Required task
Wherever the word "sirloin" appears in the entries, copy the whole line.

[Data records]
__________________________________________________
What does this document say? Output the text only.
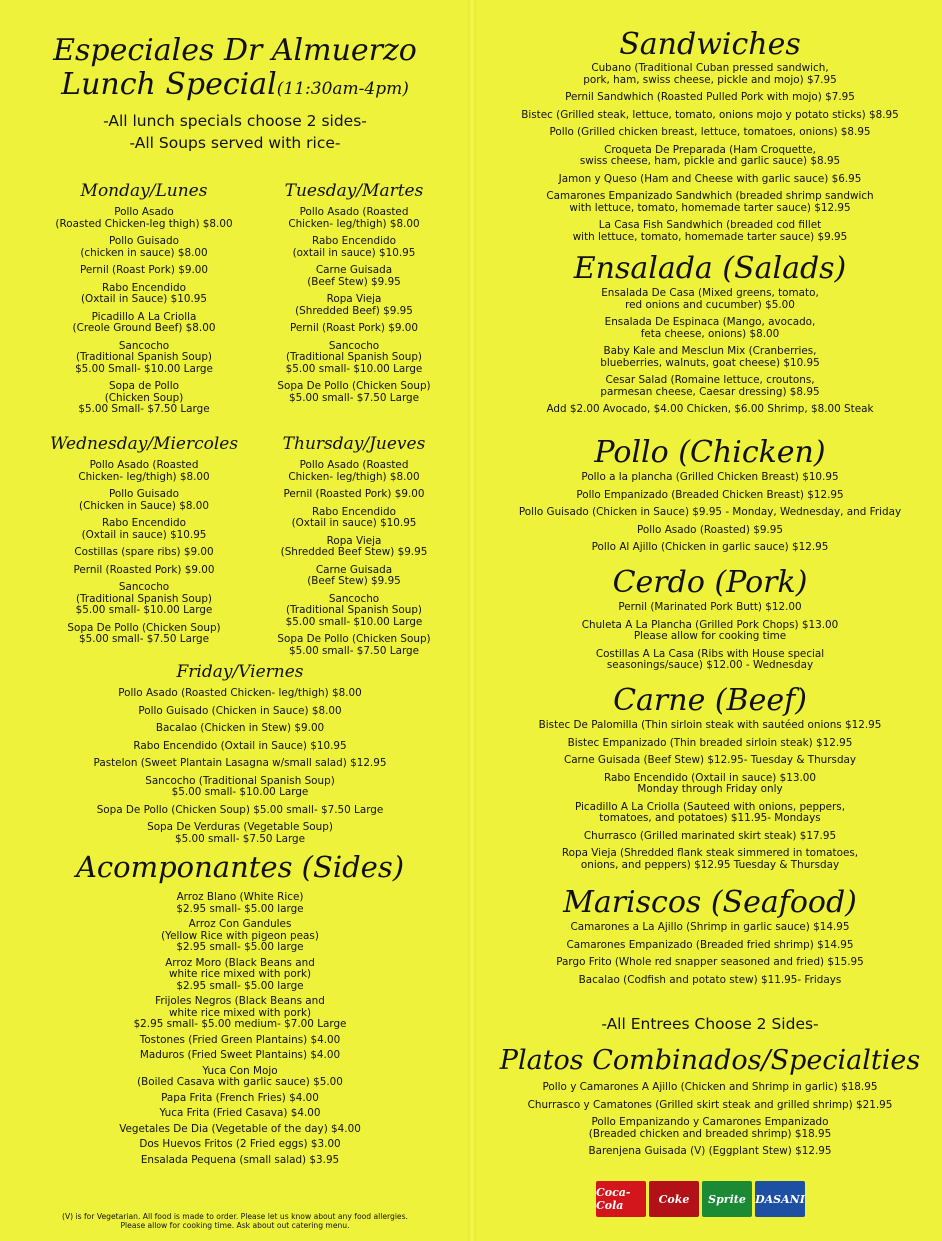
Especiales Dr Almuerzo
Lunch Special(11:30am-4pm)
-All lunch specials choose 2 sides-
-All Soups served with rice-
Monday/Lunes
Pollo Asado
(Roasted Chicken-leg thigh) $8.00
Pollo Guisado
(chicken in sauce) $8.00
Pernil (Roast Pork) $9.00
Rabo Encendido
(Oxtail in Sauce) $10.95
Picadillo A La Criolla
(Creole Ground Beef) $8.00
Sancocho
(Traditional Spanish Soup)
$5.00 Small- $10.00 Large
Sopa de Pollo
(Chicken Soup)
$5.00 Small- $7.50 Large
Tuesday/Martes
Pollo Asado (Roasted
Chicken- leg/thigh) $8.00
Rabo Encendido
(oxtail in sauce) $10.95
Carne Guisada
(Beef Stew) $9.95
Ropa Vieja
(Shredded Beef) $9.95
Pernil (Roast Pork) $9.00
Sancocho
(Traditional Spanish Soup)
$5.00 small- $10.00 Large
Sopa De Pollo (Chicken Soup)
$5.00 small- $7.50 Large
Wednesday/Miercoles
Pollo Asado (Roasted
Chicken- leg/thigh) $8.00
Pollo Guisado
(Chicken in Sauce) $8.00
Rabo Encendido
(Oxtail in sauce) $10.95
Costillas (spare ribs) $9.00
Pernil (Roasted Pork) $9.00
Sancocho
(Traditional Spanish Soup)
$5.00 small- $10.00 Large
Sopa De Pollo (Chicken Soup)
$5.00 small- $7.50 Large
Thursday/Jueves
Pollo Asado (Roasted
Chicken- leg/thigh) $8.00
Pernil (Roasted Pork) $9.00
Rabo Encendido
(Oxtail in sauce) $10.95
Ropa Vieja
(Shredded Beef Stew) $9.95
Carne Guisada
(Beef Stew) $9.95
Sancocho
(Traditional Spanish Soup)
$5.00 small- $10.00 Large
Sopa De Pollo (Chicken Soup)
$5.00 small- $7.50 Large
Friday/Viernes
Pollo Asado (Roasted Chicken- leg/thigh) $8.00
Pollo Guisado (Chicken in Sauce) $8.00
Bacalao (Chicken in Stew) $9.00
Rabo Encendido (Oxtail in Sauce) $10.95
Pastelon (Sweet Plantain Lasagna w/small salad) $12.95
Sancocho (Traditional Spanish Soup)
$5.00 small- $10.00 Large
Sopa De Pollo (Chicken Soup) $5.00 small- $7.50 Large
Sopa De Verduras (Vegetable Soup)
$5.00 small- $7.50 Large
Acomponantes (Sides)
Arroz Blano (White Rice)
$2.95 small- $5.00 large
Arroz Con Gandules
(Yellow Rice with pigeon peas)
$2.95 small- $5.00 large
Arroz Moro (Black Beans and
white rice mixed with pork)
$2.95 small- $5.00 large
Frijoles Negros (Black Beans and
white rice mixed with pork)
$2.95 small- $5.00 medium- $7.00 Large
Tostones (Fried Green Plantains) $4.00
Maduros (Fried Sweet Plantains) $4.00
Yuca Con Mojo
(Boiled Casava with garlic sauce) $5.00
Papa Frita (French Fries) $4.00
Yuca Frita (Fried Casava) $4.00
Vegetales De Dia (Vegetable of the day) $4.00
Dos Huevos Fritos (2 Fried eggs) $3.00
Ensalada Pequena (small salad) $3.95
(V) is for Vegetarian. All food is made to order. Please let us know about any food allergies.
Please allow for cooking time. Ask about out catering menu.
Sandwiches
Cubano (Traditional Cuban pressed sandwich,
pork, ham, swiss cheese, pickle and mojo) $7.95
Pernil Sandwhich (Roasted Pulled Pork with mojo) $7.95
Bistec (Grilled steak, lettuce, tomato, onions mojo y potato sticks) $8.95
Pollo (Grilled chicken breast, lettuce, tomatoes, onions) $8.95
Croqueta De Preparada (Ham Croquette,
swiss cheese, ham, pickle and garlic sauce) $8.95
Jamon y Queso (Ham and Cheese with garlic sauce) $6.95
Camarones Empanizado Sandwhich (breaded shrimp sandwich
with lettuce, tomato, homemade tarter sauce) $12.95
La Casa Fish Sandwhich (breaded cod fillet
with lettuce, tomato, homemade tarter sauce) $9.95
Ensalada (Salads)
Ensalada De Casa (Mixed greens, tomato,
red onions and cucumber) $5.00
Ensalada De Espinaca (Mango, avocado,
feta cheese, onions) $8.00
Baby Kale and Mesclun Mix (Cranberries,
blueberries, walnuts, goat cheese) $10.95
Cesar Salad (Romaine lettuce, croutons,
parmesan cheese, Caesar dressing) $8.95
Add $2.00 Avocado, $4.00 Chicken, $6.00 Shrimp, $8.00 Steak
Pollo (Chicken)
Pollo a la plancha (Grilled Chicken Breast) $10.95
Pollo Empanizado (Breaded Chicken Breast) $12.95
Pollo Guisado (Chicken in Sauce) $9.95 - Monday, Wednesday, and Friday
Pollo Asado (Roasted) $9.95
Pollo Al Ajillo (Chicken in garlic sauce) $12.95
Cerdo (Pork)
Pernil (Marinated Pork Butt) $12.00
Chuleta A La Plancha (Grilled Pork Chops) $13.00
Please allow for cooking time
Costillas A La Casa (Ribs with House special
seasonings/sauce) $12.00 - Wednesday
Carne (Beef)
Bistec De Palomilla (Thin sirloin steak with sautéed onions $12.95
Bistec Empanizado (Thin breaded sirloin steak) $12.95
Carne Guisada (Beef Stew) $12.95- Tuesday & Thursday
Rabo Encendido (Oxtail in sauce) $13.00
Monday through Friday only
Picadillo A La Criolla (Sauteed with onions, peppers,
tomatoes, and potatoes) $11.95- Mondays
Churrasco (Grilled marinated skirt steak) $17.95
Ropa Vieja (Shredded flank steak simmered in tomatoes,
onions, and peppers) $12.95 Tuesday & Thursday
Mariscos (Seafood)
Camarones a La Ajillo (Shrimp in garlic sauce) $14.95
Camarones Empanizado (Breaded fried shrimp) $14.95
Pargo Frito (Whole red snapper seasoned and fried) $15.95
Bacalao (Codfish and potato stew) $11.95- Fridays
-All Entrees Choose 2 Sides-
Platos Combinados/Specialties
Pollo y Camarones A Ajillo (Chicken and Shrimp in garlic) $18.95
Churrasco y Camatones (Grilled skirt steak and grilled shrimp) $21.95
Pollo Empanizando y Camarones Empanizado
(Breaded chicken and breaded shrimp) $18.95
Barenjena Guisada (V) (Eggplant Stew) $12.95
Coca-Cola	Coke	Sprite DASANI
__________________________________________________
Reply to the exercise
Bistec De Palomilla (Thin sirloin steak with sautéed onions $12.95
Bistec Empanizado (Thin breaded sirloin steak) $12.95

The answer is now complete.